_Given records:_
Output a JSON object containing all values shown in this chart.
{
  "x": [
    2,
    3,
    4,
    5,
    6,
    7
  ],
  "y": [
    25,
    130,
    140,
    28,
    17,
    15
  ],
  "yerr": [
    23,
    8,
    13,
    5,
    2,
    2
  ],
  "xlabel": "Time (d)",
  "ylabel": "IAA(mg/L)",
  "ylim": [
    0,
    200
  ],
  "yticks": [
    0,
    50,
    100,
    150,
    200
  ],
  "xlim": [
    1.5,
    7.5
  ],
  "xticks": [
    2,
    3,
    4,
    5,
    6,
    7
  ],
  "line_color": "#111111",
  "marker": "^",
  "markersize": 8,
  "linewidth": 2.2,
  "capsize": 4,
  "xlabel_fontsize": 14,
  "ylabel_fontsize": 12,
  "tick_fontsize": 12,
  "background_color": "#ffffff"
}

_Exercise prompt:_ Copy every record above exactly as it appears.

_Written response:_
Output a JSON object containing all values shown in this chart.
{
  "x": [
    2,
    3,
    4,
    5,
    6,
    7
  ],
  "y": [
    25,
    130,
    140,
    28,
    17,
    15
  ],
  "yerr": [
    23,
    8,
    13,
    5,
    2,
    2
  ],
  "xlabel": "Time (d)",
  "ylabel": "IAA(mg/L)",
  "ylim": [
    0,
    200
  ],
  "yticks": [
    0,
    50,
    100,
    150,
    200
  ],
  "xlim": [
    1.5,
    7.5
  ],
  "xticks": [
    2,
    3,
    4,
    5,
    6,
    7
  ],
  "line_color": "#111111",
  "marker": "^",
  "markersize": 8,
  "linewidth": 2.2,
  "capsize": 4,
  "xlabel_fontsize": 14,
  "ylabel_fontsize": 12,
  "tick_fontsize": 12,
  "background_color": "#ffffff"
}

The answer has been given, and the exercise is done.